# DIRECTIONS FOR THIS TASK
Each entry must be given again exactly; images do not belong in the copy.

Data records:

◇ ◇ ◇ ◇ ◇ ◇ ◇

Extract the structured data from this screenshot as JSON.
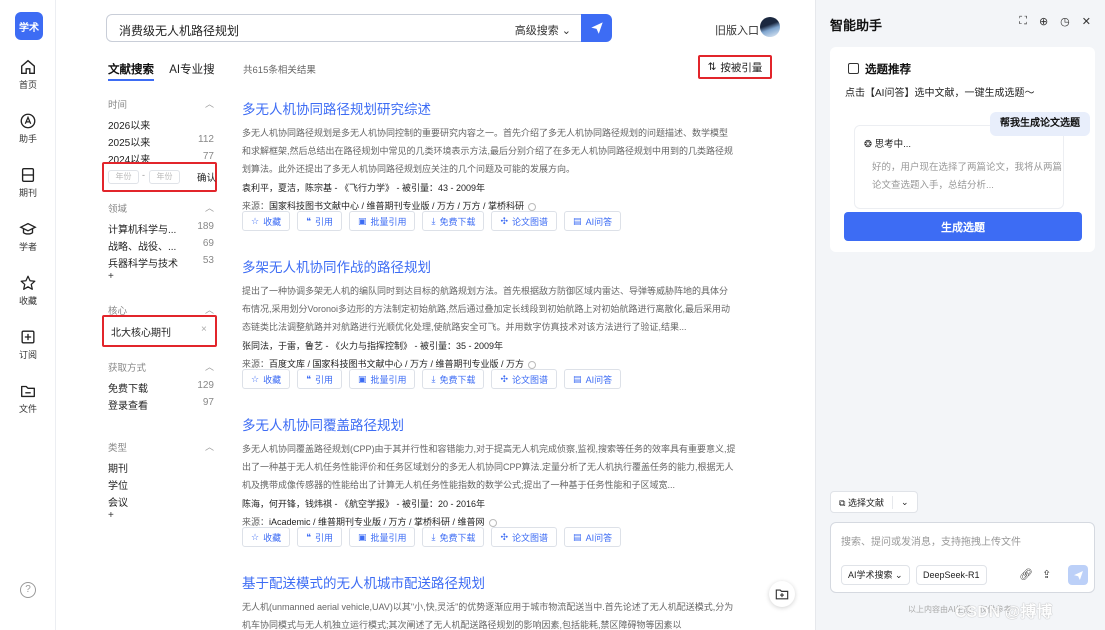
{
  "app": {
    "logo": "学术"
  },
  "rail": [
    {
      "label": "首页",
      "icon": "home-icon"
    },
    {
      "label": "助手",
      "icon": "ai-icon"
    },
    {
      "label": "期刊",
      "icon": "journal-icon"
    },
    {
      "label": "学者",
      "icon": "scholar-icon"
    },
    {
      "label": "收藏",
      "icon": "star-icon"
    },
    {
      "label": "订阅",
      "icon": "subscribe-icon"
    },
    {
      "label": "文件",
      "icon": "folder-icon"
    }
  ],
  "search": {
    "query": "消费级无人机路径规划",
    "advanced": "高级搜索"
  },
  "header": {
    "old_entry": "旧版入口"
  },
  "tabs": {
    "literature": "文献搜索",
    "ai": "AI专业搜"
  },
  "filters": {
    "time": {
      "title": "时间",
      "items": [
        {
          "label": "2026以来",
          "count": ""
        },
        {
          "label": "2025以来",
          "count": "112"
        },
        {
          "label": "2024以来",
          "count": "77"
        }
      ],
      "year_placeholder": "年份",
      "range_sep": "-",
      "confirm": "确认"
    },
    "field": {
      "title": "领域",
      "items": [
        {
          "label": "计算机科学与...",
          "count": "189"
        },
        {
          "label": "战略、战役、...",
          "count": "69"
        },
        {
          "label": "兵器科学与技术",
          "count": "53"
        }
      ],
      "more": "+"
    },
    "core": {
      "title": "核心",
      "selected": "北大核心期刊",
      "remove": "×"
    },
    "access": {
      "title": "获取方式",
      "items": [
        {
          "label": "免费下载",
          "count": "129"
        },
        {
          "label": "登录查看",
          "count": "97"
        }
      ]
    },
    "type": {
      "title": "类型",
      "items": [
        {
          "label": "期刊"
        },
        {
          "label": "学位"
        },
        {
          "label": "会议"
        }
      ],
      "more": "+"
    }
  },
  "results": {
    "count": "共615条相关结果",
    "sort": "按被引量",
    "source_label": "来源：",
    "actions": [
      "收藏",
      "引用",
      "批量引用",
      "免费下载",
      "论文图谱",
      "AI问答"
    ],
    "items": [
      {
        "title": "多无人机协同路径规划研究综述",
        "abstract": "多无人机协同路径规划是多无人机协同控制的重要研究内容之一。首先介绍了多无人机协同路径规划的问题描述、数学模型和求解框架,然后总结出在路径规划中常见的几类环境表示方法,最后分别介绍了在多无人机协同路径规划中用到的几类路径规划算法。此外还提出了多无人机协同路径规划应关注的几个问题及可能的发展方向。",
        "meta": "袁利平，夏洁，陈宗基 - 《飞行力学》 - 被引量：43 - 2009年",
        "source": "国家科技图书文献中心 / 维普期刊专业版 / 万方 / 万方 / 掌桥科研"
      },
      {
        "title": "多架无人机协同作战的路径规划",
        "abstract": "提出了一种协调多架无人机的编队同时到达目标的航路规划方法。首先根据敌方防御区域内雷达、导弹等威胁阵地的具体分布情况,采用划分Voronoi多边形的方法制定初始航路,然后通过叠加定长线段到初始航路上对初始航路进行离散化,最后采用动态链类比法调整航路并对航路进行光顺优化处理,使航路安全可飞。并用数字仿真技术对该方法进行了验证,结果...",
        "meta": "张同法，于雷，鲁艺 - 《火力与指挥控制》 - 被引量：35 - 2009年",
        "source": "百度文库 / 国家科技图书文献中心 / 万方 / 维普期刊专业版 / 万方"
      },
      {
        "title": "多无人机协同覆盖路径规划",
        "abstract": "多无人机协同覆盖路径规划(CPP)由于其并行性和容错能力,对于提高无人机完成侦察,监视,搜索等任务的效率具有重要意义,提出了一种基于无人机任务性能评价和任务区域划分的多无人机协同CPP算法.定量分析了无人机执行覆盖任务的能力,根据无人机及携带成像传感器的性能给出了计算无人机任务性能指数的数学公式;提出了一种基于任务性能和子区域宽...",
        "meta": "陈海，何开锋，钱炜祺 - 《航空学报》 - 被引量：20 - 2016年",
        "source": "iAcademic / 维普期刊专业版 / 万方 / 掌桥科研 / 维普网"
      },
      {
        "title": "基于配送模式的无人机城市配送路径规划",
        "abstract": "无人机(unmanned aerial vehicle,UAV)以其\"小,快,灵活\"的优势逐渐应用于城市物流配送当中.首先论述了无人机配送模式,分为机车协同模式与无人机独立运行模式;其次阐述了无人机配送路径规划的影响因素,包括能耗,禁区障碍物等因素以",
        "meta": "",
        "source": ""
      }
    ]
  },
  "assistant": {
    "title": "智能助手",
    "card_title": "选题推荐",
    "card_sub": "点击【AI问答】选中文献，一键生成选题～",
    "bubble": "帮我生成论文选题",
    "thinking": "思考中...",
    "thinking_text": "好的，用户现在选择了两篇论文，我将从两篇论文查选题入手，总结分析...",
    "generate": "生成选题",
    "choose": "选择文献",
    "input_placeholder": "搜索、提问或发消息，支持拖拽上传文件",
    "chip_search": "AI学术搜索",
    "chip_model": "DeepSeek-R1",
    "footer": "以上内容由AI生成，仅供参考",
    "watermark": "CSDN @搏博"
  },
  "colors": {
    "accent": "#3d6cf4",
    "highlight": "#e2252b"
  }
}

◇ ◇ ◇ ◇ ◇ ◇ ◇

# COMPLETE OUTPUT
Extract the structured data from this screenshot as JSON.
{
  "app": {
    "logo": "学术"
  },
  "rail": [
    {
      "label": "首页",
      "icon": "home-icon"
    },
    {
      "label": "助手",
      "icon": "ai-icon"
    },
    {
      "label": "期刊",
      "icon": "journal-icon"
    },
    {
      "label": "学者",
      "icon": "scholar-icon"
    },
    {
      "label": "收藏",
      "icon": "star-icon"
    },
    {
      "label": "订阅",
      "icon": "subscribe-icon"
    },
    {
      "label": "文件",
      "icon": "folder-icon"
    }
  ],
  "search": {
    "query": "消费级无人机路径规划",
    "advanced": "高级搜索"
  },
  "header": {
    "old_entry": "旧版入口"
  },
  "tabs": {
    "literature": "文献搜索",
    "ai": "AI专业搜"
  },
  "filters": {
    "time": {
      "title": "时间",
      "items": [
        {
          "label": "2026以来",
          "count": ""
        },
        {
          "label": "2025以来",
          "count": "112"
        },
        {
          "label": "2024以来",
          "count": "77"
        }
      ],
      "year_placeholder": "年份",
      "range_sep": "-",
      "confirm": "确认"
    },
    "field": {
      "title": "领域",
      "items": [
        {
          "label": "计算机科学与...",
          "count": "189"
        },
        {
          "label": "战略、战役、...",
          "count": "69"
        },
        {
          "label": "兵器科学与技术",
          "count": "53"
        }
      ],
      "more": "+"
    },
    "core": {
      "title": "核心",
      "selected": "北大核心期刊",
      "remove": "×"
    },
    "access": {
      "title": "获取方式",
      "items": [
        {
          "label": "免费下载",
          "count": "129"
        },
        {
          "label": "登录查看",
          "count": "97"
        }
      ]
    },
    "type": {
      "title": "类型",
      "items": [
        {
          "label": "期刊"
        },
        {
          "label": "学位"
        },
        {
          "label": "会议"
        }
      ],
      "more": "+"
    }
  },
  "results": {
    "count": "共615条相关结果",
    "sort": "按被引量",
    "source_label": "来源：",
    "actions": [
      "收藏",
      "引用",
      "批量引用",
      "免费下载",
      "论文图谱",
      "AI问答"
    ],
    "items": [
      {
        "title": "多无人机协同路径规划研究综述",
        "abstract": "多无人机协同路径规划是多无人机协同控制的重要研究内容之一。首先介绍了多无人机协同路径规划的问题描述、数学模型和求解框架,然后总结出在路径规划中常见的几类环境表示方法,最后分别介绍了在多无人机协同路径规划中用到的几类路径规划算法。此外还提出了多无人机协同路径规划应关注的几个问题及可能的发展方向。",
        "meta": "袁利平，夏洁，陈宗基 - 《飞行力学》 - 被引量：43 - 2009年",
        "source": "国家科技图书文献中心 / 维普期刊专业版 / 万方 / 万方 / 掌桥科研"
      },
      {
        "title": "多架无人机协同作战的路径规划",
        "abstract": "提出了一种协调多架无人机的编队同时到达目标的航路规划方法。首先根据敌方防御区域内雷达、导弹等威胁阵地的具体分布情况,采用划分Voronoi多边形的方法制定初始航路,然后通过叠加定长线段到初始航路上对初始航路进行离散化,最后采用动态链类比法调整航路并对航路进行光顺优化处理,使航路安全可飞。并用数字仿真技术对该方法进行了验证,结果...",
        "meta": "张同法，于雷，鲁艺 - 《火力与指挥控制》 - 被引量：35 - 2009年",
        "source": "百度文库 / 国家科技图书文献中心 / 万方 / 维普期刊专业版 / 万方"
      },
      {
        "title": "多无人机协同覆盖路径规划",
        "abstract": "多无人机协同覆盖路径规划(CPP)由于其并行性和容错能力,对于提高无人机完成侦察,监视,搜索等任务的效率具有重要意义,提出了一种基于无人机任务性能评价和任务区域划分的多无人机协同CPP算法.定量分析了无人机执行覆盖任务的能力,根据无人机及携带成像传感器的性能给出了计算无人机任务性能指数的数学公式;提出了一种基于任务性能和子区域宽...",
        "meta": "陈海，何开锋，钱炜祺 - 《航空学报》 - 被引量：20 - 2016年",
        "source": "iAcademic / 维普期刊专业版 / 万方 / 掌桥科研 / 维普网"
      },
      {
        "title": "基于配送模式的无人机城市配送路径规划",
        "abstract": "无人机(unmanned aerial vehicle,UAV)以其\"小,快,灵活\"的优势逐渐应用于城市物流配送当中.首先论述了无人机配送模式,分为机车协同模式与无人机独立运行模式;其次阐述了无人机配送路径规划的影响因素,包括能耗,禁区障碍物等因素以",
        "meta": "",
        "source": ""
      }
    ]
  },
  "assistant": {
    "title": "智能助手",
    "card_title": "选题推荐",
    "card_sub": "点击【AI问答】选中文献，一键生成选题～",
    "bubble": "帮我生成论文选题",
    "thinking": "思考中...",
    "thinking_text": "好的，用户现在选择了两篇论文，我将从两篇论文查选题入手，总结分析...",
    "generate": "生成选题",
    "choose": "选择文献",
    "input_placeholder": "搜索、提问或发消息，支持拖拽上传文件",
    "chip_search": "AI学术搜索",
    "chip_model": "DeepSeek-R1",
    "footer": "以上内容由AI生成，仅供参考",
    "watermark": "CSDN @搏博"
  },
  "colors": {
    "accent": "#3d6cf4",
    "highlight": "#e2252b"
  }
}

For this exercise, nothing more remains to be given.